**TASK BRIEF**
Gather the lines below that include the string "changes", copying each in full.

**A run of records**
^^^^^^^^

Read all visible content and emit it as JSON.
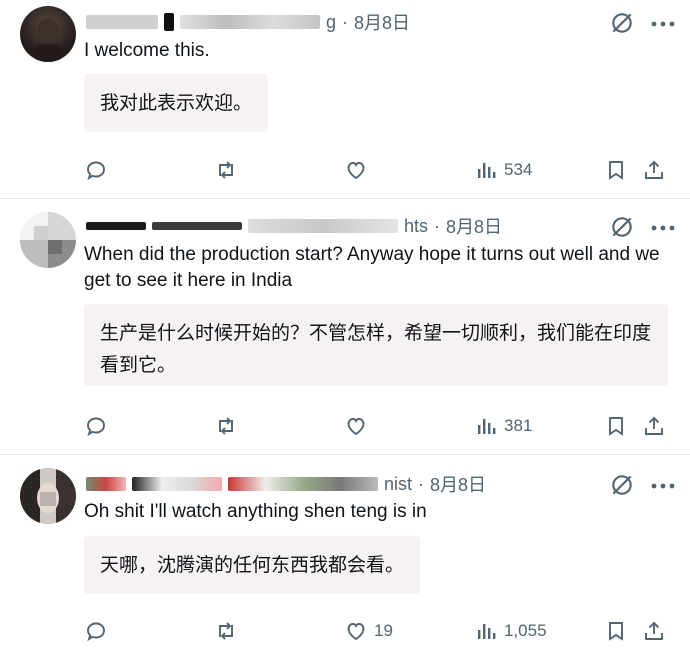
{
  "tweets": [
    {
      "date": "8月8日",
      "handle_fragment": "g",
      "text": "I welcome this.",
      "translation": "我对此表示欢迎。",
      "actions": {
        "views": "534",
        "likes": "",
        "retweets": "",
        "replies": ""
      }
    },
    {
      "date": "8月8日",
      "handle_fragment": "hts",
      "text": "When did the production start? Anyway hope it turns out well and we get to see it here in India",
      "translation": "生产是什么时候开始的？不管怎样，希望一切顺利，我们能在印度看到它。",
      "actions": {
        "views": "381",
        "likes": "",
        "retweets": "",
        "replies": ""
      }
    },
    {
      "date": "8月8日",
      "handle_fragment": "nist",
      "text": "Oh shit I'll watch anything shen teng is in",
      "translation": "天哪，沈腾演的任何东西我都会看。",
      "actions": {
        "views": "1,055",
        "likes": "19",
        "retweets": "",
        "replies": ""
      }
    }
  ],
  "meta_separator": "·",
  "icons": [
    "reply-icon",
    "retweet-icon",
    "like-icon",
    "views-icon",
    "bookmark-icon",
    "share-icon",
    "grok-icon",
    "more-icon"
  ],
  "colors": {
    "text": "#0f1419",
    "muted": "#536471",
    "translation_bg": "#f7f2f2",
    "divider": "#e6e6e6"
  }
}
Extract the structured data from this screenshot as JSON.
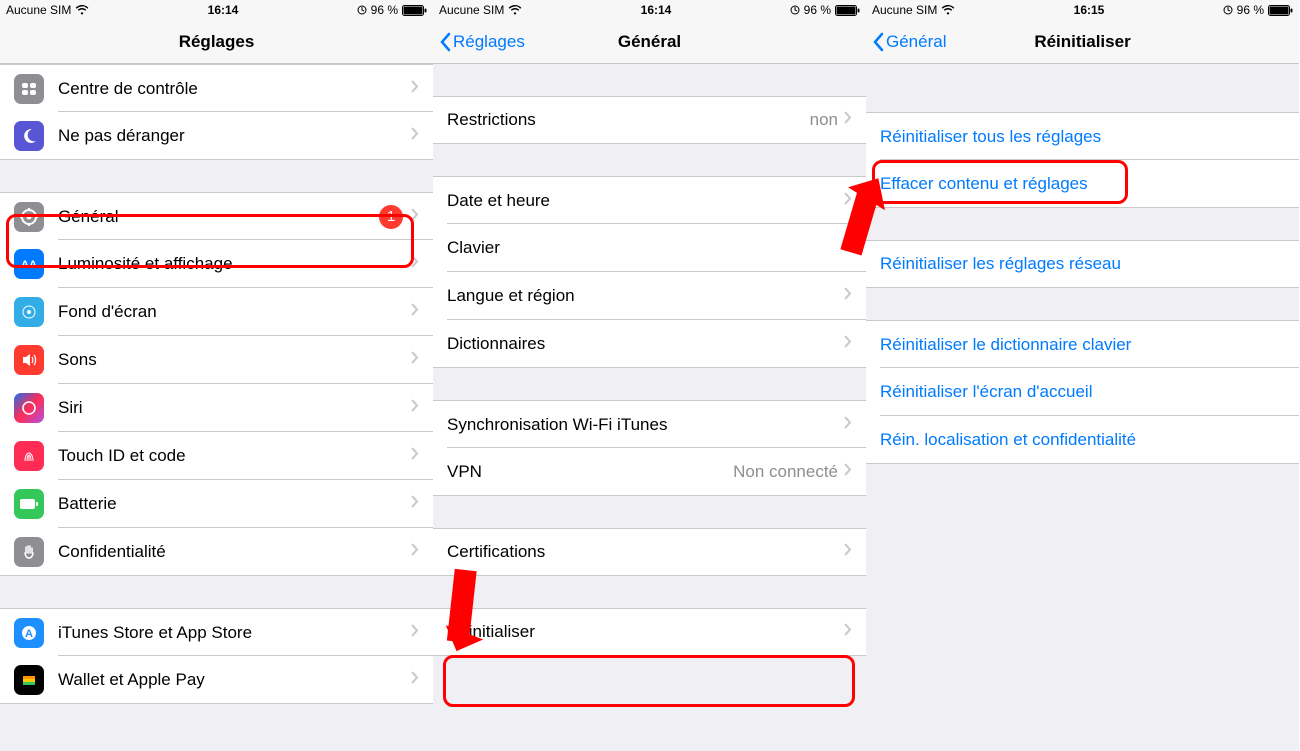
{
  "status": {
    "carrier": "Aucune SIM",
    "time_a": "16:14",
    "time_b": "16:14",
    "time_c": "16:15",
    "battery": "96 %"
  },
  "screen1": {
    "title": "Réglages",
    "items": [
      {
        "label": "Centre de contrôle"
      },
      {
        "label": "Ne pas déranger"
      }
    ],
    "group2": [
      {
        "label": "Général",
        "badge": "1"
      },
      {
        "label": "Luminosité et affichage"
      },
      {
        "label": "Fond d'écran"
      },
      {
        "label": "Sons"
      },
      {
        "label": "Siri"
      },
      {
        "label": "Touch ID et code"
      },
      {
        "label": "Batterie"
      },
      {
        "label": "Confidentialité"
      }
    ],
    "group3": [
      {
        "label": "iTunes Store et App Store"
      },
      {
        "label": "Wallet et Apple Pay"
      }
    ]
  },
  "screen2": {
    "back": "Réglages",
    "title": "Général",
    "g1": [
      {
        "label": "Restrictions",
        "detail": "non"
      }
    ],
    "g2": [
      {
        "label": "Date et heure"
      },
      {
        "label": "Clavier"
      },
      {
        "label": "Langue et région"
      },
      {
        "label": "Dictionnaires"
      }
    ],
    "g3": [
      {
        "label": "Synchronisation Wi-Fi iTunes"
      },
      {
        "label": "VPN",
        "detail": "Non connecté"
      }
    ],
    "g4": [
      {
        "label": "Certifications"
      }
    ],
    "g5": [
      {
        "label": "Réinitialiser"
      }
    ]
  },
  "screen3": {
    "back": "Général",
    "title": "Réinitialiser",
    "g1": [
      {
        "label": "Réinitialiser tous les réglages"
      },
      {
        "label": "Effacer contenu et réglages"
      }
    ],
    "g2": [
      {
        "label": "Réinitialiser les réglages réseau"
      }
    ],
    "g3": [
      {
        "label": "Réinitialiser le dictionnaire clavier"
      },
      {
        "label": "Réinitialiser l'écran d'accueil"
      },
      {
        "label": "Réin. localisation et confidentialité"
      }
    ]
  }
}
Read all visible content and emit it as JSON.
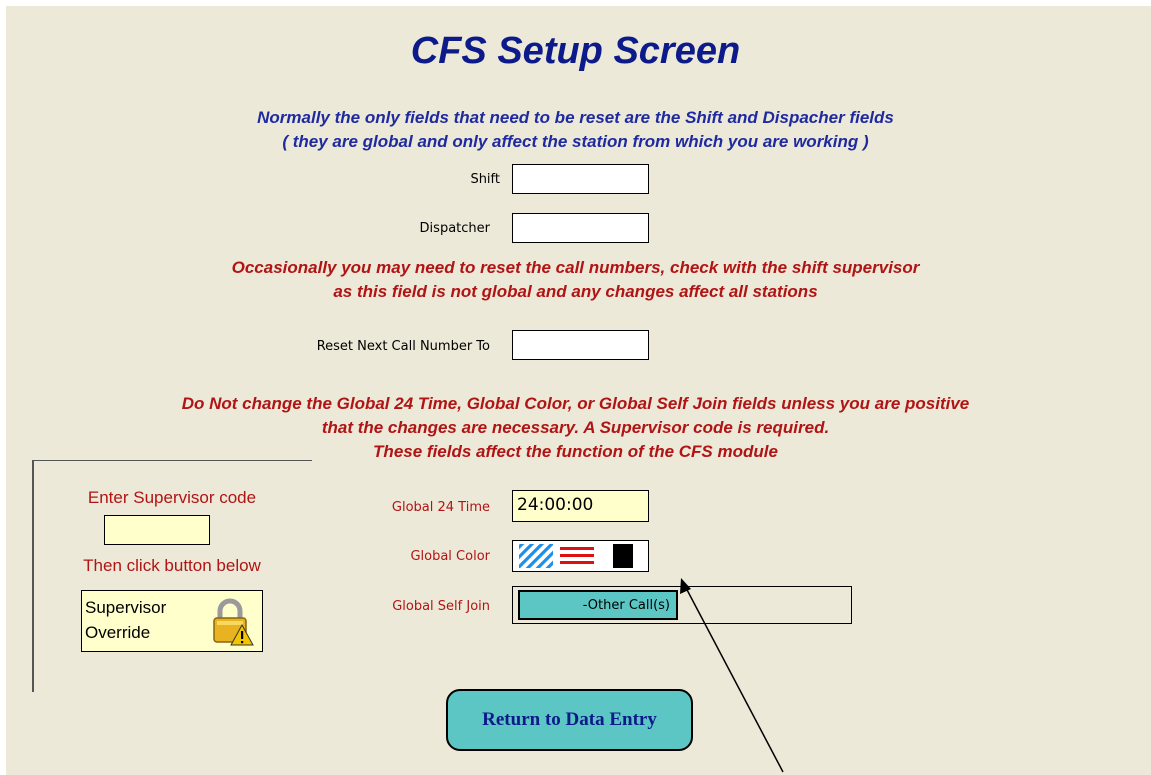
{
  "title": "CFS Setup Screen",
  "notes": {
    "normal_line1": "Normally the only fields that need to be reset are the Shift and Dispacher fields",
    "normal_line2": "( they are global and only affect the station from which you are working )",
    "occasional_line1": "Occasionally you may need to reset the call numbers, check with the shift supervisor",
    "occasional_line2": "as this field is not global and any changes affect all stations",
    "donot_line1": "Do Not change the Global 24 Time, Global Color, or Global Self Join fields unless you are positive",
    "donot_line2": "that the changes are necessary. A Supervisor code is required.",
    "donot_line3": "These fields affect the function of the CFS module"
  },
  "fields": {
    "shift_label": "Shift",
    "shift_value": "",
    "dispatcher_label": "Dispatcher",
    "dispatcher_value": "",
    "reset_label": "Reset Next Call Number To",
    "reset_value": "",
    "global24_label": "Global 24 Time",
    "global24_value": "24:00:00",
    "globalcolor_label": "Global Color",
    "selfjoin_label": "Global Self Join",
    "selfjoin_button": "-Other Call(s)"
  },
  "supervisor": {
    "enter_label": "Enter Supervisor code",
    "code_value": "",
    "then_label": "Then click button below",
    "override_label": "Supervisor\nOverride"
  },
  "return_button": "Return to Data Entry",
  "colors": {
    "title": "#0d1a8a",
    "warning": "#b01414",
    "button_teal": "#5bc6c4",
    "field_yellow": "#ffffcc"
  },
  "icons": {
    "lock": "lock-warning-icon",
    "arrow": "pointer-arrow"
  }
}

^^^^^^^^

**WRITTEN ANSWER**
    "occasional_line2": "as this field is not global and any changes affect all stations",
    "donot_line2": "that the changes are necessary. A Supervisor code is required.",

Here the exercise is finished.